__Stated exercise__. Examine each line of the data. Copy those that contain the string "调查研究务必".

__Information supplied__.
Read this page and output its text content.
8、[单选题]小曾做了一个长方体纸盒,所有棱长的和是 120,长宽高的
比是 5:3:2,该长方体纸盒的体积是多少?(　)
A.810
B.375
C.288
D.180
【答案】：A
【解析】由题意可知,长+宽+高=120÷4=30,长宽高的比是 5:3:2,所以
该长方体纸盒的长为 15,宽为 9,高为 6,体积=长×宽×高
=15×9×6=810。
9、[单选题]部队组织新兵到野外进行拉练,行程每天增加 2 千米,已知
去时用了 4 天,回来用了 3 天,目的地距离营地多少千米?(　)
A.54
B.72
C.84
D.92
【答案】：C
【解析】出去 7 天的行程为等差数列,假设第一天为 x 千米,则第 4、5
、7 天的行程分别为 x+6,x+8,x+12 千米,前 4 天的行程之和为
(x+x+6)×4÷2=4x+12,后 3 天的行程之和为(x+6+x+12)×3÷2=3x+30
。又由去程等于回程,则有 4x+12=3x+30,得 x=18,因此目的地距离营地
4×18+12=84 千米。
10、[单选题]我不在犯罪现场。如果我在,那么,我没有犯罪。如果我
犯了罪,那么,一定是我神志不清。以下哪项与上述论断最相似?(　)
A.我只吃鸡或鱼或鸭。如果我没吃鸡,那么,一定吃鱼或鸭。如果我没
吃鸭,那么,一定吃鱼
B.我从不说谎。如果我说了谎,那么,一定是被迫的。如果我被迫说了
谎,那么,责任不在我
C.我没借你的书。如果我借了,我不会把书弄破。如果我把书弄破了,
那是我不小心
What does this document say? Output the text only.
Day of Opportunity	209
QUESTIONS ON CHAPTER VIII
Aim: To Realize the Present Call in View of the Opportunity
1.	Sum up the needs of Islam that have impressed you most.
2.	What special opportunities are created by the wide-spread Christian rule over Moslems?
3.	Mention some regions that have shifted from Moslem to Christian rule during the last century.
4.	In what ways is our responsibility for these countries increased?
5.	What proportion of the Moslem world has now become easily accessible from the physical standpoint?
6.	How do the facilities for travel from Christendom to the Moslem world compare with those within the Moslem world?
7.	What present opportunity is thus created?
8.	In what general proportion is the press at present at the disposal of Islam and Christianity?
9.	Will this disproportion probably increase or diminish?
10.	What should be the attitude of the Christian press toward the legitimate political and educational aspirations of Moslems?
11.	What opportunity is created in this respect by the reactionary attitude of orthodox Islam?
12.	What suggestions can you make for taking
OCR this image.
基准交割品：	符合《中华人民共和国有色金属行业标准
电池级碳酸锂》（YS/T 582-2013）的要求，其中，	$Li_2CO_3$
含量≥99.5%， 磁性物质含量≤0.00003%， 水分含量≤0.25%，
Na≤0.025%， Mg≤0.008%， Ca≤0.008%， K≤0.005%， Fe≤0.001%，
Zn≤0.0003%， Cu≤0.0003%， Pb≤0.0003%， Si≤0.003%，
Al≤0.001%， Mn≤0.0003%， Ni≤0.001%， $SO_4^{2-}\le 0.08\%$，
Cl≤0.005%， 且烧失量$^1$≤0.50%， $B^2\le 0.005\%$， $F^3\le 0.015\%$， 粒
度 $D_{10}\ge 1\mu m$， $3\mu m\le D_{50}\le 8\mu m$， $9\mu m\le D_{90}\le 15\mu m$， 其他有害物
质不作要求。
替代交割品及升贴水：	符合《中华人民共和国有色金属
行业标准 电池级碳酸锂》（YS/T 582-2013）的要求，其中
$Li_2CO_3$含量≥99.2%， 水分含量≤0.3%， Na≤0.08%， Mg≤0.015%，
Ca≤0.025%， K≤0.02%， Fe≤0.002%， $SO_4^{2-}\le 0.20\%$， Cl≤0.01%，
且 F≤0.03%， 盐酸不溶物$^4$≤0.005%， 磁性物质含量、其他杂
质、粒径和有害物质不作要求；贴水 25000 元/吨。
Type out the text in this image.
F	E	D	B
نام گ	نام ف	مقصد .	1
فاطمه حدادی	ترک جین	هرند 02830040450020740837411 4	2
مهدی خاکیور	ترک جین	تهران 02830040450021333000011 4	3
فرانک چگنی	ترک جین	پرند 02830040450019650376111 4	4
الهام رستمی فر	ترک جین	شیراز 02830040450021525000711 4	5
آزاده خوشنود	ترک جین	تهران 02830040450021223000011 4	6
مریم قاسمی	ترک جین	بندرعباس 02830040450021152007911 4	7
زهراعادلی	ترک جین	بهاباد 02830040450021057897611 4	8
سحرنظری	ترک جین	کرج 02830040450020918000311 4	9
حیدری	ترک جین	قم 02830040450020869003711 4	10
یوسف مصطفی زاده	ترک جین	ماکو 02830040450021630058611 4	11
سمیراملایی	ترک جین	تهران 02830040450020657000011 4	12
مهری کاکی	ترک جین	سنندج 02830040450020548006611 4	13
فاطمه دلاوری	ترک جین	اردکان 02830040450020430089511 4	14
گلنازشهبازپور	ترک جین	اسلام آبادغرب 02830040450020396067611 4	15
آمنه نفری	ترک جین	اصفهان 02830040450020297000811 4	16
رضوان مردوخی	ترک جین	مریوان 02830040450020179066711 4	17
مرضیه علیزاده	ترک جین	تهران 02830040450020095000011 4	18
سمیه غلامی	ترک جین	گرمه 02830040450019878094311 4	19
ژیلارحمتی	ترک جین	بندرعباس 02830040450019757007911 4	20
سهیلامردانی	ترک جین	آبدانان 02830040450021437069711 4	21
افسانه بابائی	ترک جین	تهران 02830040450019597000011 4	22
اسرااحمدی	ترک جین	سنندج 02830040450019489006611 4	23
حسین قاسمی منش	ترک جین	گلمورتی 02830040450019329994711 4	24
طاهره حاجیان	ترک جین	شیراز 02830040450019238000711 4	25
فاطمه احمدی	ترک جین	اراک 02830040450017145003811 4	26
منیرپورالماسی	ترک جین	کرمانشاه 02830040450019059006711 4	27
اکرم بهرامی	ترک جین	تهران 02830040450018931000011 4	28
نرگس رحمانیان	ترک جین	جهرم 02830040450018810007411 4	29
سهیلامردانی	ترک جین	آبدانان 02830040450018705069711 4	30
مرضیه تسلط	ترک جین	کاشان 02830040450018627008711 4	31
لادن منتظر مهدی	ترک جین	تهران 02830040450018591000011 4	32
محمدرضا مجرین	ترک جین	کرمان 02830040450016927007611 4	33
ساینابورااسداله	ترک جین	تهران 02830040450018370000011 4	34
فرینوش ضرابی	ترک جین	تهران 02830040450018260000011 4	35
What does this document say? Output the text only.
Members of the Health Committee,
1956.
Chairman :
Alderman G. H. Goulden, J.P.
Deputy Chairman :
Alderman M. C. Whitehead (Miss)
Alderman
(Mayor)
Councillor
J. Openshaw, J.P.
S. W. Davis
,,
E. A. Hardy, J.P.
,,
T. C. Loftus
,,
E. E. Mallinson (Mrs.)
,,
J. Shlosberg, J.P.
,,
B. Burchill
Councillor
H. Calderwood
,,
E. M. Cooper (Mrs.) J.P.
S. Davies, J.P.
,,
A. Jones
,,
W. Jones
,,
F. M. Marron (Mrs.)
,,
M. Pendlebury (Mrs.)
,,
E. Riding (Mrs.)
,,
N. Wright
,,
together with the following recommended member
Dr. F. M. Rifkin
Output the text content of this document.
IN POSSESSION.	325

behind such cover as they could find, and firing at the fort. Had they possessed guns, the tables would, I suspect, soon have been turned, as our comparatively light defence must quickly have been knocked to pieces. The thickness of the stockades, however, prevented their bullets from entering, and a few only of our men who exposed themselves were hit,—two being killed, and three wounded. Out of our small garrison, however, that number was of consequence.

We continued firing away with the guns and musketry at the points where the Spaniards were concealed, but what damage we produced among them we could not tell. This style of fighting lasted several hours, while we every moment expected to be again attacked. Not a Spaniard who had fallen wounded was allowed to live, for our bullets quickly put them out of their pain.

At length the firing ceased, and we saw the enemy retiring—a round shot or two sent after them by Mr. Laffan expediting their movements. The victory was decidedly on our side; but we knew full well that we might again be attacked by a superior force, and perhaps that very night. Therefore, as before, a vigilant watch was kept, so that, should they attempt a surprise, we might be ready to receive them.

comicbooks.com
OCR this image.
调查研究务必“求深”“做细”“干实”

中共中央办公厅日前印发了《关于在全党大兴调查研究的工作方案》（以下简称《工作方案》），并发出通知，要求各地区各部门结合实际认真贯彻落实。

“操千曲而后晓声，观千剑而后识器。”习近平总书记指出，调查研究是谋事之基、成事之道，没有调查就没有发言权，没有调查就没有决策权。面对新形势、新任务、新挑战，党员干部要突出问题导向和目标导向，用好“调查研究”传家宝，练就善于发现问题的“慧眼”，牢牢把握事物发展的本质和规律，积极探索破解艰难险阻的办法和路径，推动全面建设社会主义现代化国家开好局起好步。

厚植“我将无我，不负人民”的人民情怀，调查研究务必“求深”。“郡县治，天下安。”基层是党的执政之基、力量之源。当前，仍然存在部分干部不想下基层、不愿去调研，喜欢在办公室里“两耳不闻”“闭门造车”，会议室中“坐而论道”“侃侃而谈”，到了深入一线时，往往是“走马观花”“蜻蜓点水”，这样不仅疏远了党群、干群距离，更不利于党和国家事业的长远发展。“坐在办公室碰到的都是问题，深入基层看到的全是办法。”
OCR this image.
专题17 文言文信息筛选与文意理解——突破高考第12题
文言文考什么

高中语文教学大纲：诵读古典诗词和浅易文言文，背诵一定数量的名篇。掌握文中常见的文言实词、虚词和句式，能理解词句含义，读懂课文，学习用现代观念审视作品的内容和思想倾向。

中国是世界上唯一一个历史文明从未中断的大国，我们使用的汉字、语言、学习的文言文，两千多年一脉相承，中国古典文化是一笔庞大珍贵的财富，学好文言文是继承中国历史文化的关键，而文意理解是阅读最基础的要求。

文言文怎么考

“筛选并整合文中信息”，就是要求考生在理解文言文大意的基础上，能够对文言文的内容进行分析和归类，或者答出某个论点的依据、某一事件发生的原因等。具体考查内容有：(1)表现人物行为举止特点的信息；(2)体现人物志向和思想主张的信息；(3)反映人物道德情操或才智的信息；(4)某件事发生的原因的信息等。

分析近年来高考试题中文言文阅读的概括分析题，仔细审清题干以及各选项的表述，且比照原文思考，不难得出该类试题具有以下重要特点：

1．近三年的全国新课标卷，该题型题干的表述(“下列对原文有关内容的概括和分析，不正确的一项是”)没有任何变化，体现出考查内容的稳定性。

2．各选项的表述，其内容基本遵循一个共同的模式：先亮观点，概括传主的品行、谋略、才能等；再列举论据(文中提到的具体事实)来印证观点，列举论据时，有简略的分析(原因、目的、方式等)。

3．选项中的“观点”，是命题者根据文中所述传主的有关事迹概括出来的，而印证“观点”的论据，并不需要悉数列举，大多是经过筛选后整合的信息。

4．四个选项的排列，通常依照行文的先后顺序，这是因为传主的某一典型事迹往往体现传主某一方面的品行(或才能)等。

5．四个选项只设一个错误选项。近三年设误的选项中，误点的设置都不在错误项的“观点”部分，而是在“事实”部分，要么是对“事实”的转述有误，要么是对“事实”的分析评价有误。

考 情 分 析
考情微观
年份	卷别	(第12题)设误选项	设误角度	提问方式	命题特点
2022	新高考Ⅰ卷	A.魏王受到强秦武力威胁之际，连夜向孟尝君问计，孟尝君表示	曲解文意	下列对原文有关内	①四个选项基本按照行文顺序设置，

__Expected output__.
调查研究务必“求深”“做细”“干实”
厚植“我将无我，不负人民”的人民情怀，调查研究务必“求深”。“郡县治，天下安。”基层是党的执政之基、力量之源。当前，仍然存在部分干部不想下基层、不愿去调研，喜欢在办公室里“两耳不闻”“闭门造车”，会议室中“坐而论道”“侃侃而谈”，到了深入一线时，往往是“走马观花”“蜻蜓点水”，这样不仅疏远了党群、干群距离，更不利于党和国家事业的长远发展。“坐在办公室碰到的都是问题，深入基层看到的全是办法。”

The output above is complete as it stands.